What is required:
Collect all the lines that mention the word "JSON".

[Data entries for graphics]
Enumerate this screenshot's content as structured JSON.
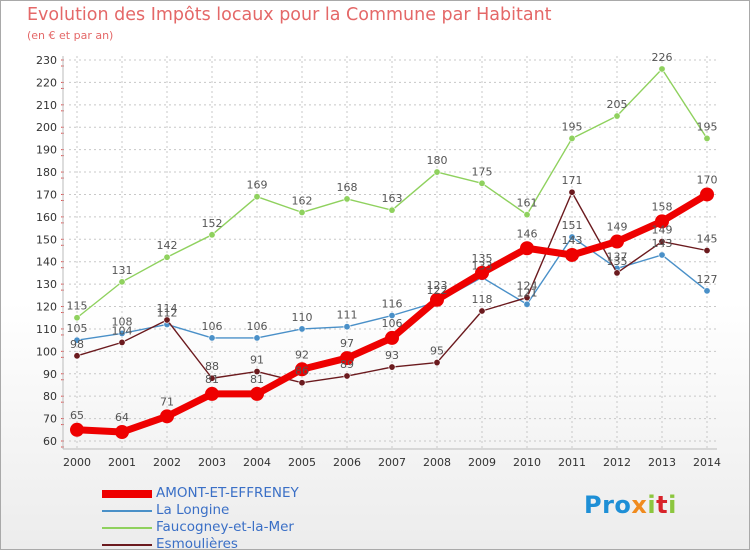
{
  "title": "Evolution des Impôts locaux pour la Commune par Habitant",
  "subtitle": "(en € et par an)",
  "logo_text": "Proxiti",
  "colors": {
    "title": "#e46868",
    "grid": "#c8c8c8",
    "axis_ticks": "#e05050"
  },
  "chart_data": {
    "type": "line",
    "title": "Evolution des Impôts locaux pour la Commune par Habitant",
    "subtitle": "(en € et par an)",
    "x": [
      "2000",
      "2001",
      "2002",
      "2003",
      "2004",
      "2005",
      "2006",
      "2007",
      "2008",
      "2009",
      "2010",
      "2011",
      "2012",
      "2013",
      "2014"
    ],
    "ylim": [
      60,
      230
    ],
    "yticks": [
      60,
      70,
      80,
      90,
      100,
      110,
      120,
      130,
      140,
      150,
      160,
      170,
      180,
      190,
      200,
      210,
      220,
      230
    ],
    "grid": true,
    "legend_position": "bottom-left",
    "series": [
      {
        "name": "AMONT-ET-EFFRENEY",
        "color": "#ee0000",
        "values": [
          65,
          64,
          71,
          81,
          81,
          92,
          97,
          106,
          123,
          135,
          146,
          143,
          149,
          158,
          170
        ],
        "labels": [
          "65",
          "64",
          "71",
          "81",
          "81",
          "92",
          "97",
          "106",
          "123",
          "135",
          "146",
          "143",
          "149",
          "158",
          "170"
        ]
      },
      {
        "name": "La Longine",
        "color": "#4a90c8",
        "values": [
          105,
          108,
          112,
          106,
          106,
          110,
          111,
          116,
          122,
          133,
          121,
          151,
          137,
          143,
          127
        ],
        "labels": [
          "105",
          "108",
          "112",
          "106",
          "106",
          "110",
          "111",
          "116",
          "122",
          "133",
          "121",
          "151",
          "137",
          "143",
          "127"
        ]
      },
      {
        "name": "Faucogney-et-la-Mer",
        "color": "#8fd15e",
        "values": [
          115,
          131,
          142,
          152,
          169,
          162,
          168,
          163,
          180,
          175,
          161,
          195,
          205,
          226,
          195
        ],
        "labels": [
          "115",
          "131",
          "142",
          "152",
          "169",
          "162",
          "168",
          "163",
          "180",
          "175",
          "161",
          "195",
          "205",
          "226",
          "195"
        ]
      },
      {
        "name": "Esmoulières",
        "color": "#6b1a1e",
        "values": [
          98,
          104,
          114,
          88,
          91,
          86,
          89,
          93,
          95,
          118,
          124,
          171,
          135,
          149,
          145
        ],
        "labels": [
          "98",
          "104",
          "114",
          "88",
          "91",
          "86",
          "89",
          "93",
          "95",
          "118",
          "124",
          "171",
          "135",
          "149",
          "145"
        ]
      }
    ]
  }
}
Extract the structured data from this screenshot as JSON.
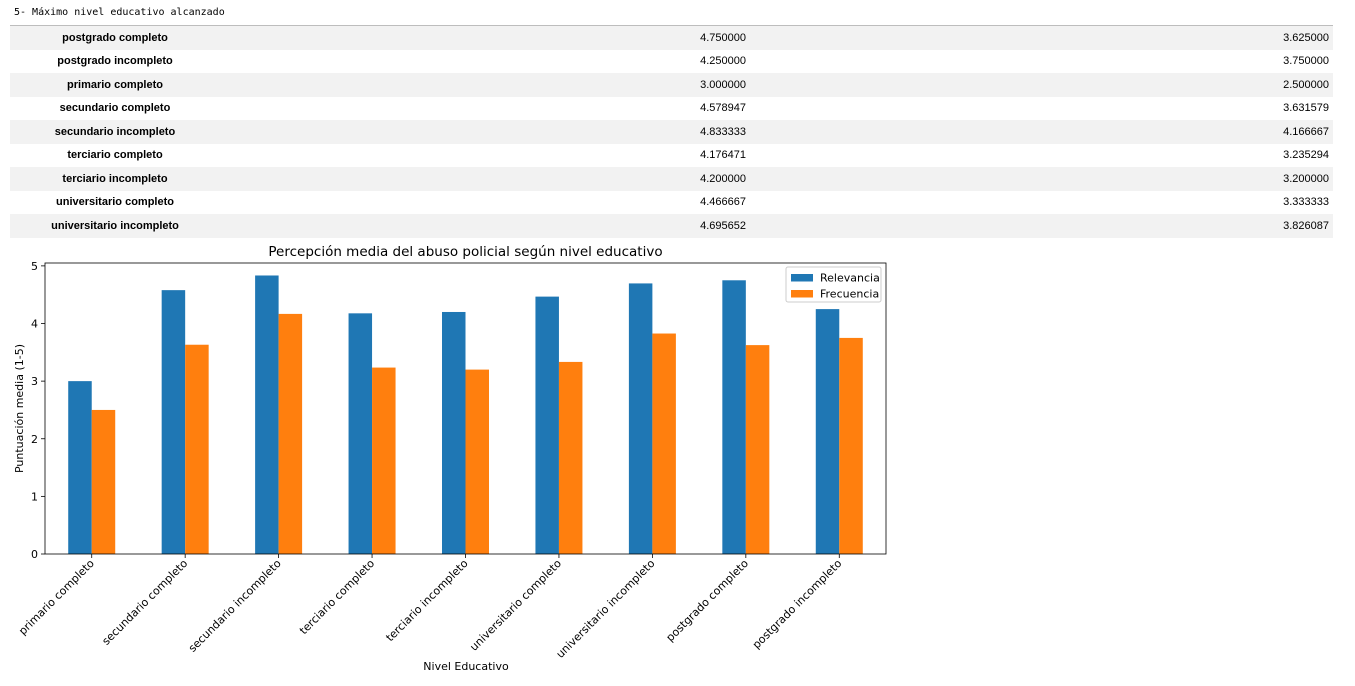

Solution to the problem:
Enumerate this screenshot's content as structured JSON.
Extract the structured data from this screenshot as JSON.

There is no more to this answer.